## TASK DIRECTIONS
Start to finish, reproduce the records below with nothing missing.
#### GIVEN INFORMATION ####
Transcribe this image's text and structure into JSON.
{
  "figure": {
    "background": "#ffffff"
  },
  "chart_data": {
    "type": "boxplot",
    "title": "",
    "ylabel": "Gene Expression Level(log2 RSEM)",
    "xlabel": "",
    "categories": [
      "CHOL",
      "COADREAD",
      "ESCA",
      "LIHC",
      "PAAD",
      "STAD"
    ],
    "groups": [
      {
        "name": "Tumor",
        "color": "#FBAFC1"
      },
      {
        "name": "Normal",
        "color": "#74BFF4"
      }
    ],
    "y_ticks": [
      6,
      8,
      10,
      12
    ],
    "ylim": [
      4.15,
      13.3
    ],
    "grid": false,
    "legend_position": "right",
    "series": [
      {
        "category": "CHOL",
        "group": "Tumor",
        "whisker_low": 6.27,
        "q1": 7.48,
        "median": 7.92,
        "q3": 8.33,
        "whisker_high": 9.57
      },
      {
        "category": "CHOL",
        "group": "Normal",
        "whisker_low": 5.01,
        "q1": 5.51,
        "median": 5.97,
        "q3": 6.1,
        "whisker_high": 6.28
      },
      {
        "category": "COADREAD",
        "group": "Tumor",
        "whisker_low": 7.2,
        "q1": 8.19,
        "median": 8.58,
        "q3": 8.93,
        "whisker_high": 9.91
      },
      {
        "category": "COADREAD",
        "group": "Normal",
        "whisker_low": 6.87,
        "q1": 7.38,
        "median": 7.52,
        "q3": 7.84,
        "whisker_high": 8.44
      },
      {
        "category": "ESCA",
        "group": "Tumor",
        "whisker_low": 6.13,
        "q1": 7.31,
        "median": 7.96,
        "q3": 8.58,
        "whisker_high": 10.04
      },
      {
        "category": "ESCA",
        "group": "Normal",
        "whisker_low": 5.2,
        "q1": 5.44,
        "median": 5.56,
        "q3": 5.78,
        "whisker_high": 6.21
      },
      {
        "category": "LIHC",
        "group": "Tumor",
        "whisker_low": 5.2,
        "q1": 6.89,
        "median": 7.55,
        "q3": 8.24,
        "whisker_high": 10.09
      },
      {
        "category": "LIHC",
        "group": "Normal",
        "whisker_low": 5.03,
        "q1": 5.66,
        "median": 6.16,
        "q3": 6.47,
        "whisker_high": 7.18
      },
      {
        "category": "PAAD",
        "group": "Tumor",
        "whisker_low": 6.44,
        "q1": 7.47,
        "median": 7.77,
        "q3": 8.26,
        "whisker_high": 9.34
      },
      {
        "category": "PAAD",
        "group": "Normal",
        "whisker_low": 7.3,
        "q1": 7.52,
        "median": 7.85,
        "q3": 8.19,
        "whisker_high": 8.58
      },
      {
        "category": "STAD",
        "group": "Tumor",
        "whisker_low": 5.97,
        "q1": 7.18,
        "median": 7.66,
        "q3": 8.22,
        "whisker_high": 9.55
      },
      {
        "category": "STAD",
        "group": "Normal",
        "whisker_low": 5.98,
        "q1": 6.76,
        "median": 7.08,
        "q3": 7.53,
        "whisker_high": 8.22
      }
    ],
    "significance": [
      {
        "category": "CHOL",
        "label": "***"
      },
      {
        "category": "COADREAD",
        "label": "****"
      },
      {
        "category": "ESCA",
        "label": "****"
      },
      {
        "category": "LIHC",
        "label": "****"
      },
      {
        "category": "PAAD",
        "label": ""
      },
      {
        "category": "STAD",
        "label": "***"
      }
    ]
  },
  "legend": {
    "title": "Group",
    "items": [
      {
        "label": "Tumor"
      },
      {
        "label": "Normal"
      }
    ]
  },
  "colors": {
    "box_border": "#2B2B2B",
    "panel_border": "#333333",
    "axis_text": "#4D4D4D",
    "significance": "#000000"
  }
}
####
## TASK RESPONSE
Transcribe this image's text and structure into JSON.
{
  "figure": {
    "background": "#ffffff"
  },
  "chart_data": {
    "type": "boxplot",
    "title": "",
    "ylabel": "Gene Expression Level(log2 RSEM)",
    "xlabel": "",
    "categories": [
      "CHOL",
      "COADREAD",
      "ESCA",
      "LIHC",
      "PAAD",
      "STAD"
    ],
    "groups": [
      {
        "name": "Tumor",
        "color": "#FBAFC1"
      },
      {
        "name": "Normal",
        "color": "#74BFF4"
      }
    ],
    "y_ticks": [
      6,
      8,
      10,
      12
    ],
    "ylim": [
      4.15,
      13.3
    ],
    "grid": false,
    "legend_position": "right",
    "series": [
      {
        "category": "CHOL",
        "group": "Tumor",
        "whisker_low": 6.27,
        "q1": 7.48,
        "median": 7.92,
        "q3": 8.33,
        "whisker_high": 9.57
      },
      {
        "category": "CHOL",
        "group": "Normal",
        "whisker_low": 5.01,
        "q1": 5.51,
        "median": 5.97,
        "q3": 6.1,
        "whisker_high": 6.28
      },
      {
        "category": "COADREAD",
        "group": "Tumor",
        "whisker_low": 7.2,
        "q1": 8.19,
        "median": 8.58,
        "q3": 8.93,
        "whisker_high": 9.91
      },
      {
        "category": "COADREAD",
        "group": "Normal",
        "whisker_low": 6.87,
        "q1": 7.38,
        "median": 7.52,
        "q3": 7.84,
        "whisker_high": 8.44
      },
      {
        "category": "ESCA",
        "group": "Tumor",
        "whisker_low": 6.13,
        "q1": 7.31,
        "median": 7.96,
        "q3": 8.58,
        "whisker_high": 10.04
      },
      {
        "category": "ESCA",
        "group": "Normal",
        "whisker_low": 5.2,
        "q1": 5.44,
        "median": 5.56,
        "q3": 5.78,
        "whisker_high": 6.21
      },
      {
        "category": "LIHC",
        "group": "Tumor",
        "whisker_low": 5.2,
        "q1": 6.89,
        "median": 7.55,
        "q3": 8.24,
        "whisker_high": 10.09
      },
      {
        "category": "LIHC",
        "group": "Normal",
        "whisker_low": 5.03,
        "q1": 5.66,
        "median": 6.16,
        "q3": 6.47,
        "whisker_high": 7.18
      },
      {
        "category": "PAAD",
        "group": "Tumor",
        "whisker_low": 6.44,
        "q1": 7.47,
        "median": 7.77,
        "q3": 8.26,
        "whisker_high": 9.34
      },
      {
        "category": "PAAD",
        "group": "Normal",
        "whisker_low": 7.3,
        "q1": 7.52,
        "median": 7.85,
        "q3": 8.19,
        "whisker_high": 8.58
      },
      {
        "category": "STAD",
        "group": "Tumor",
        "whisker_low": 5.97,
        "q1": 7.18,
        "median": 7.66,
        "q3": 8.22,
        "whisker_high": 9.55
      },
      {
        "category": "STAD",
        "group": "Normal",
        "whisker_low": 5.98,
        "q1": 6.76,
        "median": 7.08,
        "q3": 7.53,
        "whisker_high": 8.22
      }
    ],
    "significance": [
      {
        "category": "CHOL",
        "label": "***"
      },
      {
        "category": "COADREAD",
        "label": "****"
      },
      {
        "category": "ESCA",
        "label": "****"
      },
      {
        "category": "LIHC",
        "label": "****"
      },
      {
        "category": "PAAD",
        "label": ""
      },
      {
        "category": "STAD",
        "label": "***"
      }
    ]
  },
  "legend": {
    "title": "Group",
    "items": [
      {
        "label": "Tumor"
      },
      {
        "label": "Normal"
      }
    ]
  },
  "colors": {
    "box_border": "#2B2B2B",
    "panel_border": "#333333",
    "axis_text": "#4D4D4D",
    "significance": "#000000"
  }
}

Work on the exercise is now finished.